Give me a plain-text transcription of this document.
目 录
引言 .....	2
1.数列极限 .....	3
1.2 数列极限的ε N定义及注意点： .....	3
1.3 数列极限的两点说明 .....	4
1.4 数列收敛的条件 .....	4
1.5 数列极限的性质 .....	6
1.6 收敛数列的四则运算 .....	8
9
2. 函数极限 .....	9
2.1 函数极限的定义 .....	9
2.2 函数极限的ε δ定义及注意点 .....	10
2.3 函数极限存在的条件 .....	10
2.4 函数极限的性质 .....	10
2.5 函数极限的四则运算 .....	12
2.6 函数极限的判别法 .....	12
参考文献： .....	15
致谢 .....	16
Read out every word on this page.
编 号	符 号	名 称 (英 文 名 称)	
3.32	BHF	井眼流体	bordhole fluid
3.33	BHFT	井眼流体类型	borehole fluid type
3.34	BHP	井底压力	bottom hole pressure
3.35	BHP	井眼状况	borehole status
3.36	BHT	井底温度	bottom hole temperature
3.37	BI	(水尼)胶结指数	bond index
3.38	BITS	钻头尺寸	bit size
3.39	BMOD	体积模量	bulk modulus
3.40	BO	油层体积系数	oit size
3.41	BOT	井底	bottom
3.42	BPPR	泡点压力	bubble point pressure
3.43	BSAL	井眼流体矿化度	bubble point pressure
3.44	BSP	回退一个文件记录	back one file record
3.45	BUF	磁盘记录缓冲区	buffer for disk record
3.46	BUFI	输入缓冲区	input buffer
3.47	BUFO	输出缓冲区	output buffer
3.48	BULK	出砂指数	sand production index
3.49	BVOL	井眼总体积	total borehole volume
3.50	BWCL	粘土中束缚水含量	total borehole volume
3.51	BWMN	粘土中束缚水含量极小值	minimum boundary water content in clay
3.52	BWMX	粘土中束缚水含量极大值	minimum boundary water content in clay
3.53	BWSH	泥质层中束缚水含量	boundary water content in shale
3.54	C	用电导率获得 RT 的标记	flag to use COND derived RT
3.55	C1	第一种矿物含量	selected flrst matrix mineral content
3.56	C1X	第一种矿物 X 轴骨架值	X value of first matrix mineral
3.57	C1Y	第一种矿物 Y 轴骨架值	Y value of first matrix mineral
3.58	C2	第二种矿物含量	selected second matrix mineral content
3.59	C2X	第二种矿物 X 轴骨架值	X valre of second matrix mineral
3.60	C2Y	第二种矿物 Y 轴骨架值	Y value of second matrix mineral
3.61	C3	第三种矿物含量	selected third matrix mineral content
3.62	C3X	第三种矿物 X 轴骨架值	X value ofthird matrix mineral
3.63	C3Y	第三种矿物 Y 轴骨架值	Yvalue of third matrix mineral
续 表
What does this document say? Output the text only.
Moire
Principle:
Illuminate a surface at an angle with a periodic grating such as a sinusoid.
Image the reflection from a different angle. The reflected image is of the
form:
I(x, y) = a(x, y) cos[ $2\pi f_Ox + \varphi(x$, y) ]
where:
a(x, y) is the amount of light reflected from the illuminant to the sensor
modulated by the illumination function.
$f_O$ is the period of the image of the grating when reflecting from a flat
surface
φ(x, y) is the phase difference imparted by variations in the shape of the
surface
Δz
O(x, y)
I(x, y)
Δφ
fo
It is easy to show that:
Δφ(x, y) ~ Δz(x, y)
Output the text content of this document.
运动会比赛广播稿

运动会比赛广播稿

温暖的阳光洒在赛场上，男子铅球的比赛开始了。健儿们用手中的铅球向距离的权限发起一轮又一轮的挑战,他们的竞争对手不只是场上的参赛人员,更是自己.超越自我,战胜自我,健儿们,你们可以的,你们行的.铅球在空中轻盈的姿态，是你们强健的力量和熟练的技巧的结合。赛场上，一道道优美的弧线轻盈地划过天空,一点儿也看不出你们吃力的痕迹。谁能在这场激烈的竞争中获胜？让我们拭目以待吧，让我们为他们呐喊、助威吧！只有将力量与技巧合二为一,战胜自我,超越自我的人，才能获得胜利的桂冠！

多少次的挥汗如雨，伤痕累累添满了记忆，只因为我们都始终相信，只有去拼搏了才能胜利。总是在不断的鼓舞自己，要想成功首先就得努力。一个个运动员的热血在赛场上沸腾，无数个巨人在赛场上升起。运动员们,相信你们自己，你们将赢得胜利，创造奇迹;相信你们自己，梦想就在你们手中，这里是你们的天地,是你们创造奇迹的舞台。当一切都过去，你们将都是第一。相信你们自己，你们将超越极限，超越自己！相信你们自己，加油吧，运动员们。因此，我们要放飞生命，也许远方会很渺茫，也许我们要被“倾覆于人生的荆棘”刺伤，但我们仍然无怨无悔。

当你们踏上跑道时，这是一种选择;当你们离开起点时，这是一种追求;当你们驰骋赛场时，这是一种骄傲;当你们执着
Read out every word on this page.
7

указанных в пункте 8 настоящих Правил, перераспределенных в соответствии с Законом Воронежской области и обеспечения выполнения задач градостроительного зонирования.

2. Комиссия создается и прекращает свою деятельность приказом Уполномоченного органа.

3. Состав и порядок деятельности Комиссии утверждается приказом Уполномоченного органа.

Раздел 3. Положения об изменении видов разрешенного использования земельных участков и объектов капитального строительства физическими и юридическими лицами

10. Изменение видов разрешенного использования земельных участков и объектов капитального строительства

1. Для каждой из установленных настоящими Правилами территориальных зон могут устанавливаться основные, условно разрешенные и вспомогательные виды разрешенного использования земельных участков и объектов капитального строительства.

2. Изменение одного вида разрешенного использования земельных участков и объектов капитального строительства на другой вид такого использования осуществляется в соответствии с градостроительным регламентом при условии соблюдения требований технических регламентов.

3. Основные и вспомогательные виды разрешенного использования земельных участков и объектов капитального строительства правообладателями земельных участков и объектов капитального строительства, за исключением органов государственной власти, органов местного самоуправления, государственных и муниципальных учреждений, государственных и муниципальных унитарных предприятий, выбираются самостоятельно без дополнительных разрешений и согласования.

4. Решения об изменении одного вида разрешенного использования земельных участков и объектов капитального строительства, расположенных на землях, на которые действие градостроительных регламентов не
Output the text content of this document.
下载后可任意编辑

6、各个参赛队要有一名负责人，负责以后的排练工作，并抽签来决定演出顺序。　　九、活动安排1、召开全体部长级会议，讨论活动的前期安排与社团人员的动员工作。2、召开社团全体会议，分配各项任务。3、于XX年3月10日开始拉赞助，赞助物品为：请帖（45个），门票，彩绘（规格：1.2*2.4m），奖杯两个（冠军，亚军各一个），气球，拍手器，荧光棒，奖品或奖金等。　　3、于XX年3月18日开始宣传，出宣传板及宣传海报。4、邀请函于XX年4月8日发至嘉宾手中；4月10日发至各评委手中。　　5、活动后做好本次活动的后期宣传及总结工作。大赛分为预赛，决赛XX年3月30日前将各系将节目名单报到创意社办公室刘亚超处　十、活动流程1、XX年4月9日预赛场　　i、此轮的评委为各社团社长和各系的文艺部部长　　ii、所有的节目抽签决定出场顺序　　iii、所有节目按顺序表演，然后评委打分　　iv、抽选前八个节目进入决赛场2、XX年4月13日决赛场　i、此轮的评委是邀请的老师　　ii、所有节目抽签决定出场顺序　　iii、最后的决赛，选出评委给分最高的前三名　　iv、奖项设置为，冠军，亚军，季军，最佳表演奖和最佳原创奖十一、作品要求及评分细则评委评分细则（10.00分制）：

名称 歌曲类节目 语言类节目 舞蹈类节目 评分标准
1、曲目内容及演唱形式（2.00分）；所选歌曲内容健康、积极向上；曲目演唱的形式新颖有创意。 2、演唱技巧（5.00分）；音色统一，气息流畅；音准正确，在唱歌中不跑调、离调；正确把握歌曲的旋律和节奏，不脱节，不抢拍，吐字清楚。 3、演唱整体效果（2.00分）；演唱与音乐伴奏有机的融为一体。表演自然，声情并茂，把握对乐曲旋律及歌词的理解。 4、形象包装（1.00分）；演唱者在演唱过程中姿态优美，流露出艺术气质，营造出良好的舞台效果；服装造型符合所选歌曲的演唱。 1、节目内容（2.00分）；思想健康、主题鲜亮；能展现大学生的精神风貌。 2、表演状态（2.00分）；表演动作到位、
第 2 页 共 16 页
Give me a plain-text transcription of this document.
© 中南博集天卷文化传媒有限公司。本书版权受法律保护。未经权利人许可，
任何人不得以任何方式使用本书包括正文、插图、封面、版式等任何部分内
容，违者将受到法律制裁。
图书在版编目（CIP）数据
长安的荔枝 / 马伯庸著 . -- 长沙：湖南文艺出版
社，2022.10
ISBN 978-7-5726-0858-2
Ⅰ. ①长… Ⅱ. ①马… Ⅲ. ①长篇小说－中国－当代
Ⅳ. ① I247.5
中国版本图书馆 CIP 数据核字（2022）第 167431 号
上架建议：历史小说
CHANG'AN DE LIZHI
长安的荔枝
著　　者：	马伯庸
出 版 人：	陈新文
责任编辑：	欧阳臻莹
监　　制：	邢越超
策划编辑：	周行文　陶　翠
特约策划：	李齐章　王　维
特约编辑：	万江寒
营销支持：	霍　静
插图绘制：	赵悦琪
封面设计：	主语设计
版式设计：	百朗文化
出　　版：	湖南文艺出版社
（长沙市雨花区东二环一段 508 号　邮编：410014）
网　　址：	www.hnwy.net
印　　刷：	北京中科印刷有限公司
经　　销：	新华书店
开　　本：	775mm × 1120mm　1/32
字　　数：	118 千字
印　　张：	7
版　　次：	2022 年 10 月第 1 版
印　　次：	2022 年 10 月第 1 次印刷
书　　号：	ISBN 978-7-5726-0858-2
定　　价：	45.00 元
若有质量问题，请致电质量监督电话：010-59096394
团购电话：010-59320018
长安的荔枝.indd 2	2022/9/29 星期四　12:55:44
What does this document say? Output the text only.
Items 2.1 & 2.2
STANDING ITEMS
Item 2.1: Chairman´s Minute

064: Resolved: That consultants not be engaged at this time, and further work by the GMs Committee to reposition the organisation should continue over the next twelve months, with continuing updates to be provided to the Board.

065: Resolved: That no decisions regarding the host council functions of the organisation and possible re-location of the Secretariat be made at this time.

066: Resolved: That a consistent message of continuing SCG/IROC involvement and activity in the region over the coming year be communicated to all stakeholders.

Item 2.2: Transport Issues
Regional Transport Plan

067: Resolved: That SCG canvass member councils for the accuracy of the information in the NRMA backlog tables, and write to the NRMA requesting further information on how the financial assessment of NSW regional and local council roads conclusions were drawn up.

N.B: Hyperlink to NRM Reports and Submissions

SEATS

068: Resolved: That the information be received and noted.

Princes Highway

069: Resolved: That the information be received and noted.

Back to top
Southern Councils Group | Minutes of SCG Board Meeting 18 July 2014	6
────────────────────
▶ [Goal]: Every line containing the string "reflected" must be listed.

▶ [Task response]:
Image the reflection from a different angle. The reflected image is of the
a(x, y) is the amount of light reflected from the illuminant to the sensor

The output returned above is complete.